# Exercise inputs start

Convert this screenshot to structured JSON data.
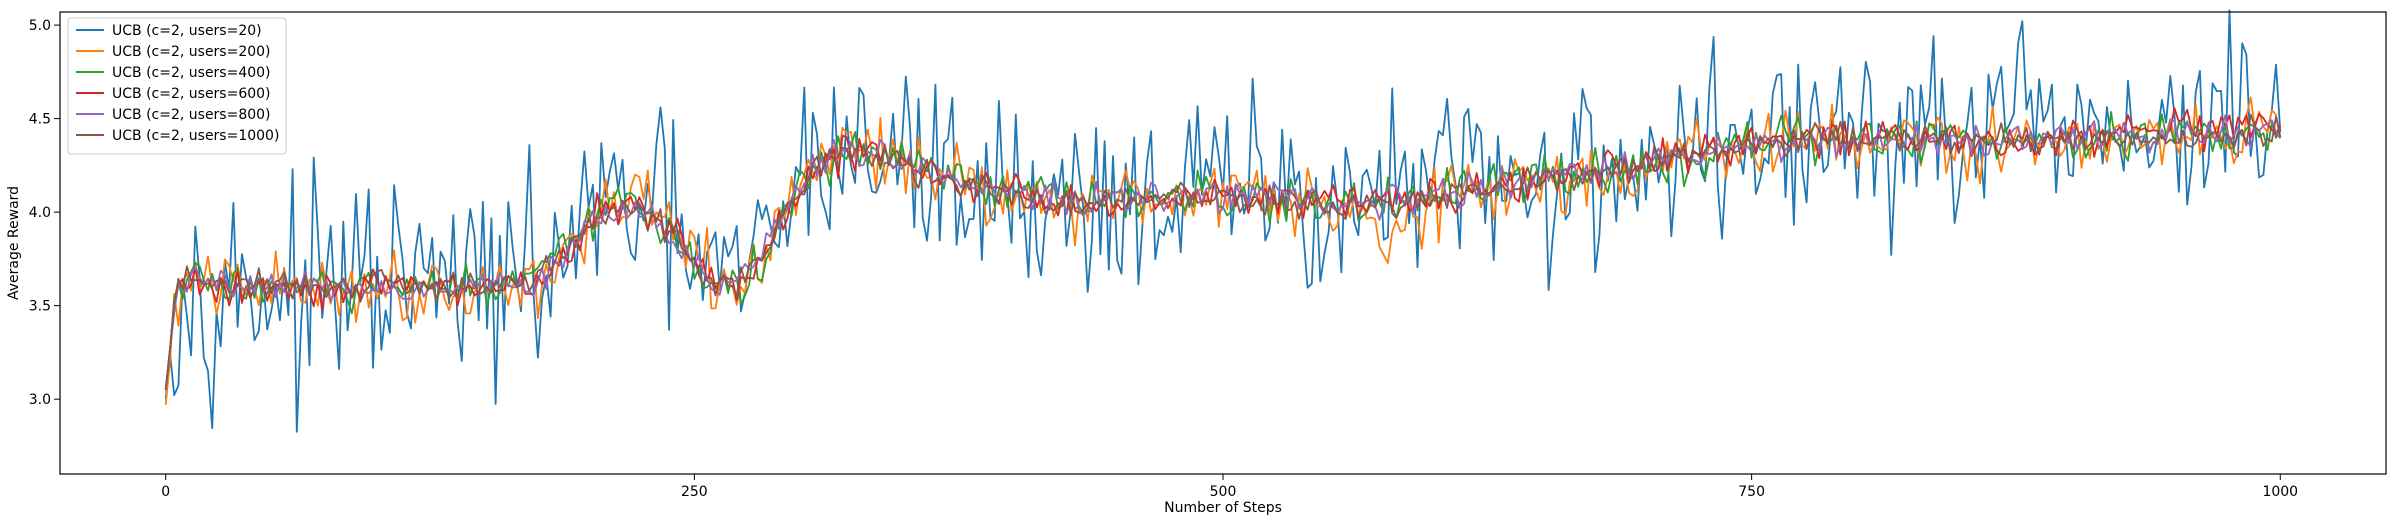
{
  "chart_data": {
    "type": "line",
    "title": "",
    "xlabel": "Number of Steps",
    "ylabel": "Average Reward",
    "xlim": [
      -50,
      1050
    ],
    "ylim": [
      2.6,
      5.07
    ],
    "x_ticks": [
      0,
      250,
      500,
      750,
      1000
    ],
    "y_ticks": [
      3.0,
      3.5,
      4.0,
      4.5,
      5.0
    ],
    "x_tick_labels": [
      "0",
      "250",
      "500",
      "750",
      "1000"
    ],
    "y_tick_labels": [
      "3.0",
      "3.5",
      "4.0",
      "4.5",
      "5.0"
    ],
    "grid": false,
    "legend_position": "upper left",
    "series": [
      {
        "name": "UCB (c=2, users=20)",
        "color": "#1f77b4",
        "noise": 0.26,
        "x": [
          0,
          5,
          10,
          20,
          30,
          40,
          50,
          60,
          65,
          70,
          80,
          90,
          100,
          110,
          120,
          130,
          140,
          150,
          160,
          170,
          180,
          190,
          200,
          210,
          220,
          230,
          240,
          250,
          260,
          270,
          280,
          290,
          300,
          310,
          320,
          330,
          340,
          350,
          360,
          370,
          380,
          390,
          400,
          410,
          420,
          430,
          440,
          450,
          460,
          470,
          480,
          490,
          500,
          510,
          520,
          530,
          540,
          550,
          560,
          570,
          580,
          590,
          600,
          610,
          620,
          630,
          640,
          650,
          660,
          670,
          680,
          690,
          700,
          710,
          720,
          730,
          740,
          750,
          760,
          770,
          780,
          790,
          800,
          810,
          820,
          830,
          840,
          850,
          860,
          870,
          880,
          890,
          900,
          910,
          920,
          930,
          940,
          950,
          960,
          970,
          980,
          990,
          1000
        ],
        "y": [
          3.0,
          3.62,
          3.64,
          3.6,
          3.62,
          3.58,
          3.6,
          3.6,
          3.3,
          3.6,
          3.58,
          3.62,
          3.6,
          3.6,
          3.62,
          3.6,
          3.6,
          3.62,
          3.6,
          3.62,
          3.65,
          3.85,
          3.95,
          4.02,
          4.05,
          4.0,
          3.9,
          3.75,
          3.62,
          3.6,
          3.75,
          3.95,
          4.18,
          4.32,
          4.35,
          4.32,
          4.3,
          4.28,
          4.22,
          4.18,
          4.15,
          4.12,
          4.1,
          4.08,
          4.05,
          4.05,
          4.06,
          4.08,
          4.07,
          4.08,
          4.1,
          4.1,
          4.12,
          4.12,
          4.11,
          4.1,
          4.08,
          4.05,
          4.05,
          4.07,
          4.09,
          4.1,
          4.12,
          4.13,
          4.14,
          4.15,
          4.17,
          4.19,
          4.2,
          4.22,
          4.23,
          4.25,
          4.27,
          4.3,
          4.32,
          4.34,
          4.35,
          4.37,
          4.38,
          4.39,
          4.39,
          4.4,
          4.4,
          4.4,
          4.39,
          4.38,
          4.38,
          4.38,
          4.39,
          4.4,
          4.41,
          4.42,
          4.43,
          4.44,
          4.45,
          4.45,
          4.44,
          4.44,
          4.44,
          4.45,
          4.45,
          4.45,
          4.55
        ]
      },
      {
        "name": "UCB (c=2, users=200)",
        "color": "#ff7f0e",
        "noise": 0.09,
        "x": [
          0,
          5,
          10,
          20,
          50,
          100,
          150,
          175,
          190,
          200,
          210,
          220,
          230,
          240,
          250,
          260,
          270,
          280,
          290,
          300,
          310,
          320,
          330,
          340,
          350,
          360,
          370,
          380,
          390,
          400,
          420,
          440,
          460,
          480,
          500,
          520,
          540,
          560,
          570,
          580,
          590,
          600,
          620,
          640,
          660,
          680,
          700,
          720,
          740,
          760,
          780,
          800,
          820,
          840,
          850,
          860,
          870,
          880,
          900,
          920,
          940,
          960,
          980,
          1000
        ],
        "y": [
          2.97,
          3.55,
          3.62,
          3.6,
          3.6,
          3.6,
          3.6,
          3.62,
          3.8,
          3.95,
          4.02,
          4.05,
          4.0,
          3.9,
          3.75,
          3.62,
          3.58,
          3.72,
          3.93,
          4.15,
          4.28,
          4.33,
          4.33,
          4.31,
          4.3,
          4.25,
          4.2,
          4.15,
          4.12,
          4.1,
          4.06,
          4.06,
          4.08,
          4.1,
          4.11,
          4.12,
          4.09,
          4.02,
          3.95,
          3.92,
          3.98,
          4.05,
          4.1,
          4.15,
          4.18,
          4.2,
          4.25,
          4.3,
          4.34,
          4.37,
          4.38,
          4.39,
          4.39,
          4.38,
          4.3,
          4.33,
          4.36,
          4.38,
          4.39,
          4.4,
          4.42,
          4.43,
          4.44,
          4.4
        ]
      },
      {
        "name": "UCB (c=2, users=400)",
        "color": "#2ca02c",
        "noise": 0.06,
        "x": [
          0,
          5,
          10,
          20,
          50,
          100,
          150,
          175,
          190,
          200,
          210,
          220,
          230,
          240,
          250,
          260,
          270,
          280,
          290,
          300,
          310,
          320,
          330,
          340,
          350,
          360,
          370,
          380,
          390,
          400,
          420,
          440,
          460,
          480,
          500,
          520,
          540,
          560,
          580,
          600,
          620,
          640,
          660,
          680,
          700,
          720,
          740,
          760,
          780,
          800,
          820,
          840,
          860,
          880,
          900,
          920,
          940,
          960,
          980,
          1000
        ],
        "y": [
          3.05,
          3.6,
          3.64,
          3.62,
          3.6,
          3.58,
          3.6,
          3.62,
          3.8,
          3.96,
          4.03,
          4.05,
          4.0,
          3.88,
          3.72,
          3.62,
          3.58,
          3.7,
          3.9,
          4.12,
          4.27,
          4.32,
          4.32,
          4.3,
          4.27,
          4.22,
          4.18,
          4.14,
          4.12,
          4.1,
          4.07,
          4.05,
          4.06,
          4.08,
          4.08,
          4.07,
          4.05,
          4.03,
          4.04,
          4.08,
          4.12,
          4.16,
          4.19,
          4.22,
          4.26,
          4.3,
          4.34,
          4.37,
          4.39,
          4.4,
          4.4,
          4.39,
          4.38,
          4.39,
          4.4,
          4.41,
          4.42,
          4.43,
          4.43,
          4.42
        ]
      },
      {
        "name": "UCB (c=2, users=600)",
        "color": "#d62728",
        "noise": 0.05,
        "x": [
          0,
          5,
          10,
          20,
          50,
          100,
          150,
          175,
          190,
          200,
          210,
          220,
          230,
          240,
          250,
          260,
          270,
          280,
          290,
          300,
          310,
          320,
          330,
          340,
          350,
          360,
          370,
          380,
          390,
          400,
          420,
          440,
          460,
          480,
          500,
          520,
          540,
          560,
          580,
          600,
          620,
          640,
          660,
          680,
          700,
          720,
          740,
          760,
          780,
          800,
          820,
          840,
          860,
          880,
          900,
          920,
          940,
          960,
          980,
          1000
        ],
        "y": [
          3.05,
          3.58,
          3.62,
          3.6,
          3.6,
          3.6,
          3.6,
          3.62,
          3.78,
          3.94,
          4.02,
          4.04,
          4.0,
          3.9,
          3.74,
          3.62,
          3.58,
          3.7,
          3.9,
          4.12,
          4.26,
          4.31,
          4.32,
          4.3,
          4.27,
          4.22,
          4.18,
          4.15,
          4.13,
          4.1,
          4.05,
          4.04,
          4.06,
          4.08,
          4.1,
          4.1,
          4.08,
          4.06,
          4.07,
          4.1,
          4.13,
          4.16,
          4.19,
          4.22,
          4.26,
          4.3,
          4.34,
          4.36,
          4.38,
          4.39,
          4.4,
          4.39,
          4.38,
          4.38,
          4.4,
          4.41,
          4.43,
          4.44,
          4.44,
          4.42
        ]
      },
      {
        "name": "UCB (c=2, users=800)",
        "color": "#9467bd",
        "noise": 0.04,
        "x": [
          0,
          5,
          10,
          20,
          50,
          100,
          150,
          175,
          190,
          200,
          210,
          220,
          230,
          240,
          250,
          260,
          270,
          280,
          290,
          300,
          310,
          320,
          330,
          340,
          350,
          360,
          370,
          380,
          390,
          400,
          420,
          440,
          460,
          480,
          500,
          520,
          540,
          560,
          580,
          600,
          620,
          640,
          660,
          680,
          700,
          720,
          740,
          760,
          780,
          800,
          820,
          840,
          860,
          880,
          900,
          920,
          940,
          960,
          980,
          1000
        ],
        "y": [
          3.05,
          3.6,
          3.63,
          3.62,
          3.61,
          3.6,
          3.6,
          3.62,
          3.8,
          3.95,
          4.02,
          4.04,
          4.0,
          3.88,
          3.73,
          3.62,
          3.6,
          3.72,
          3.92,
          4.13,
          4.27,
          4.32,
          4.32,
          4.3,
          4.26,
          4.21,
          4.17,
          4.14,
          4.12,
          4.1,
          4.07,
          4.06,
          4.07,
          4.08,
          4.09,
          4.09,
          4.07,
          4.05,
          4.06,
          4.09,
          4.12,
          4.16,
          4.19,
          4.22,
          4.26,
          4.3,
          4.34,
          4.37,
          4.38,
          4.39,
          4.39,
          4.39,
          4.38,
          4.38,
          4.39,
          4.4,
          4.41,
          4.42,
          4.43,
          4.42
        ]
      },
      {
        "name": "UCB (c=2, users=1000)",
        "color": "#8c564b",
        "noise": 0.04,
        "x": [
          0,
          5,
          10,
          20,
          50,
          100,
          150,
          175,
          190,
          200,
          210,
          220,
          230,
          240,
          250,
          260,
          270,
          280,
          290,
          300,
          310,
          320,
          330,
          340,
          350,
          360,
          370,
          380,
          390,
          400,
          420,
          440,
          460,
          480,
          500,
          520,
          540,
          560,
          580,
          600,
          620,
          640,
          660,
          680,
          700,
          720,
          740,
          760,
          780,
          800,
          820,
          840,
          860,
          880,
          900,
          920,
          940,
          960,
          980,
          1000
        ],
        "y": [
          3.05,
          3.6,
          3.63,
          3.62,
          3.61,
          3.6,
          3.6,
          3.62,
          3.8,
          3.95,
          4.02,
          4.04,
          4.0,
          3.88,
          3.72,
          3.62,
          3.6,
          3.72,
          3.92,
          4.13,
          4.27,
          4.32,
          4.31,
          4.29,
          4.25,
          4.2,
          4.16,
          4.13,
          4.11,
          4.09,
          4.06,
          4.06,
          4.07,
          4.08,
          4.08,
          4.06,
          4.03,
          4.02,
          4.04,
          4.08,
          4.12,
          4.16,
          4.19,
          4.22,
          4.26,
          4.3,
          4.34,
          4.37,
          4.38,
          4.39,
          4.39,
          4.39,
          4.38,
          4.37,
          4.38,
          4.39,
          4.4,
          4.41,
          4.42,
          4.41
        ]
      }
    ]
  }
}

# Exercise inputs end

Report all lines of the material that contain the word "users".

        "name": "UCB (c=2, users=20)",
        "name": "UCB (c=2, users=200)",
        "name": "UCB (c=2, users=400)",
        "name": "UCB (c=2, users=600)",
        "name": "UCB (c=2, users=800)",
        "name": "UCB (c=2, users=1000)",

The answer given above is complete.